▶ [THE EXERCISE]
Make an exact copy of each entry, leaving out every picture.

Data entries
↓

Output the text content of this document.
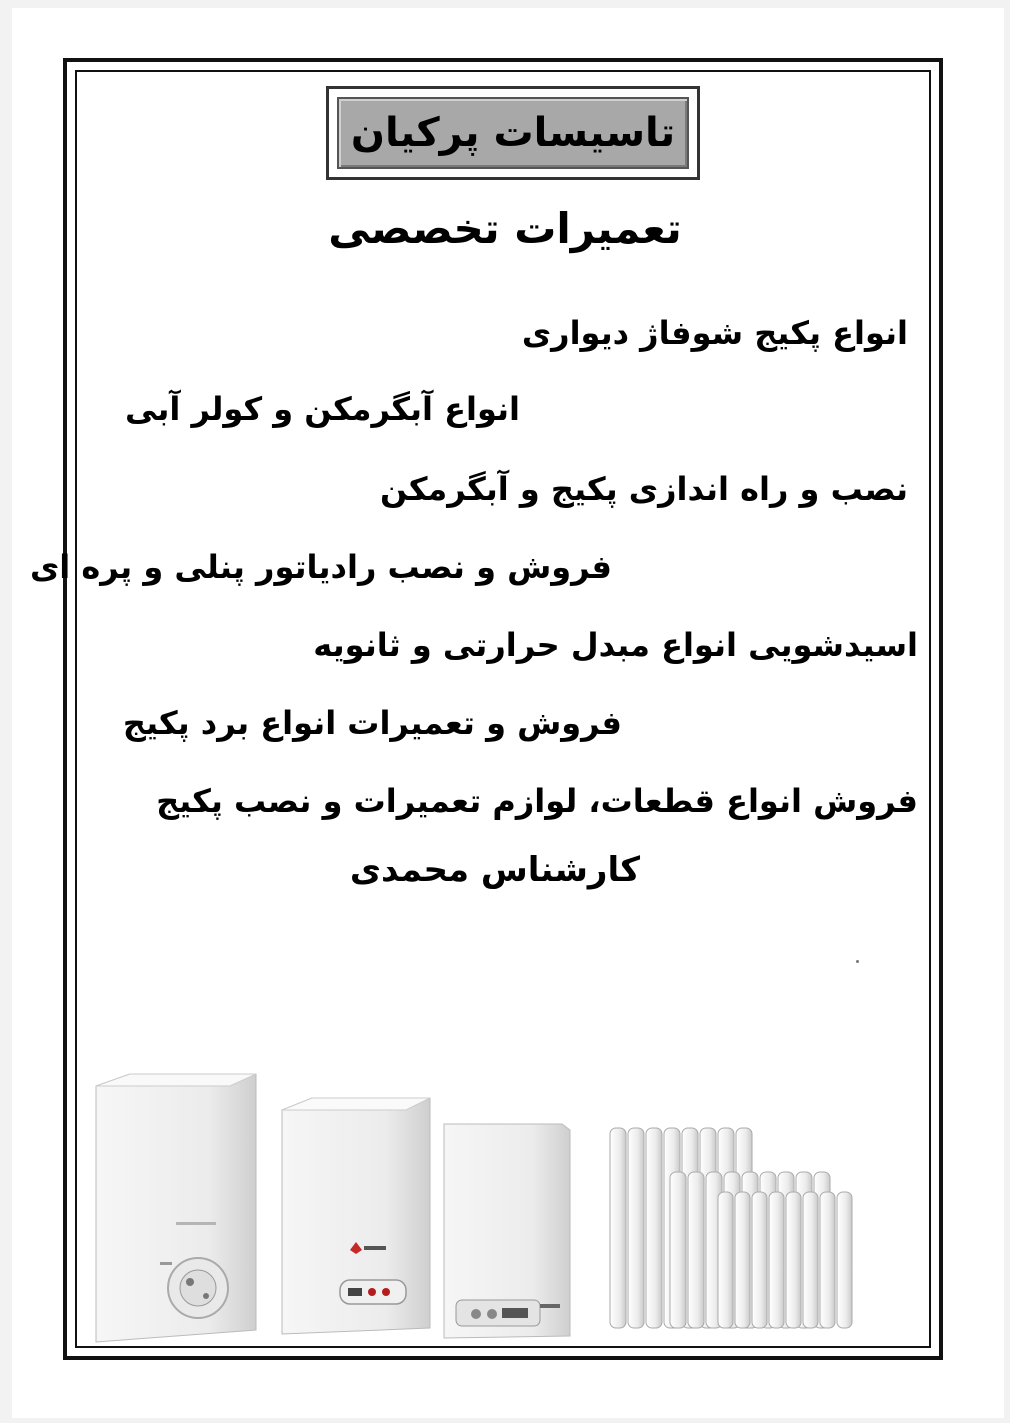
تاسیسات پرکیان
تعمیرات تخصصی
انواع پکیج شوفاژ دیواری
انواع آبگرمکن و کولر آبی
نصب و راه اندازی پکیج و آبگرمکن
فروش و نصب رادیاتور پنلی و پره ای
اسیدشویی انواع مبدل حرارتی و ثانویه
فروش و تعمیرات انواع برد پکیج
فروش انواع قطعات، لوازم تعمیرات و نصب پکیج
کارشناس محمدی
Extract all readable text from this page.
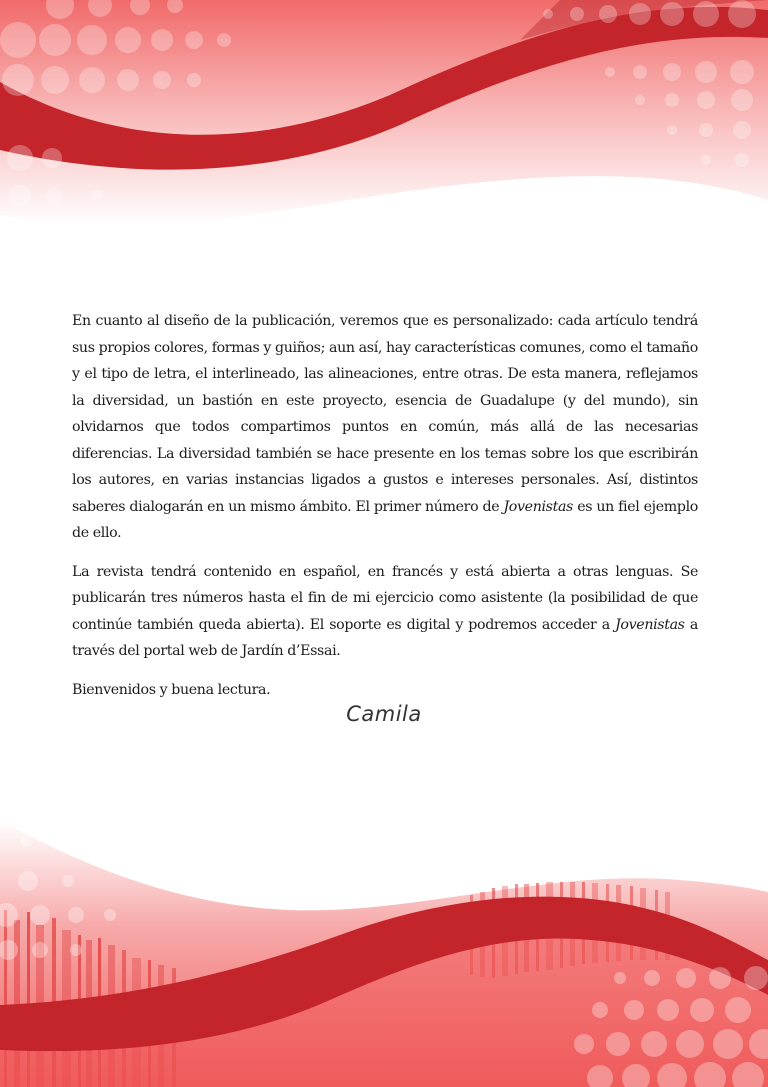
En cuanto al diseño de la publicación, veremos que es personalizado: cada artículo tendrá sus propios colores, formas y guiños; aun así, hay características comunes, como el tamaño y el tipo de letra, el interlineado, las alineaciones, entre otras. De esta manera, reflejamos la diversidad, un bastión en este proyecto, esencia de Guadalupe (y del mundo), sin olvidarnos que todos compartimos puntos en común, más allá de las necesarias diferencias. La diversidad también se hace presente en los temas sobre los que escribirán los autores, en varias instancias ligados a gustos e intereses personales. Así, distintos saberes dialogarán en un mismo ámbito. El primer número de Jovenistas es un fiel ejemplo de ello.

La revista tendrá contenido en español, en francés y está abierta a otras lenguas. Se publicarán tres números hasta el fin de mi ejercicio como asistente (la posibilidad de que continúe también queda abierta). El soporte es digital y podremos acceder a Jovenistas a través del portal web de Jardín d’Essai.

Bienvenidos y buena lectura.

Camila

↑

▶ [OUTPUT OF THE TASK]
Output the text content of this document.
تاسیسات پرکیان
تعمیرات تخصصی
انواع پکیج شوفاژ دیواری
انواع آبگرمکن و کولر آبی
نصب و راه اندازی پکیج و آبگرمکن
فروش و نصب رادیاتور پنلی و پره ای
اسیدشویی انواع مبدل حرارتی و ثانویه
فروش و تعمیرات انواع برد پکیج
فروش انواع قطعات، لوازم تعمیرات و نصب پکیج
کارشناس محمدی
Extract all readable text from this page.
En cuanto al diseño de la publicación, veremos que es personalizado: cada artículo tendrá sus propios colores, formas y guiños; aun así, hay características comunes, como el tamaño y el tipo de letra, el interlineado, las alineaciones, entre otras. De esta manera, reflejamos la diversidad, un bastión en este proyecto, esencia de Guadalupe (y del mundo), sin olvidarnos que todos compartimos puntos en común, más allá de las necesarias diferencias. La diversidad también se hace presente en los temas sobre los que escribirán los autores, en varias instancias ligados a gustos e intereses personales. Así, distintos saberes dialogarán en un mismo ámbito. El primer número de Jovenistas es un fiel ejemplo de ello.

La revista tendrá contenido en español, en francés y está abierta a otras lenguas. Se publicarán tres números hasta el fin de mi ejercicio como asistente (la posibilidad de que continúe también queda abierta). El soporte es digital y podremos acceder a Jovenistas a través del portal web de Jardín d’Essai.

Bienvenidos y buena lectura.

Camila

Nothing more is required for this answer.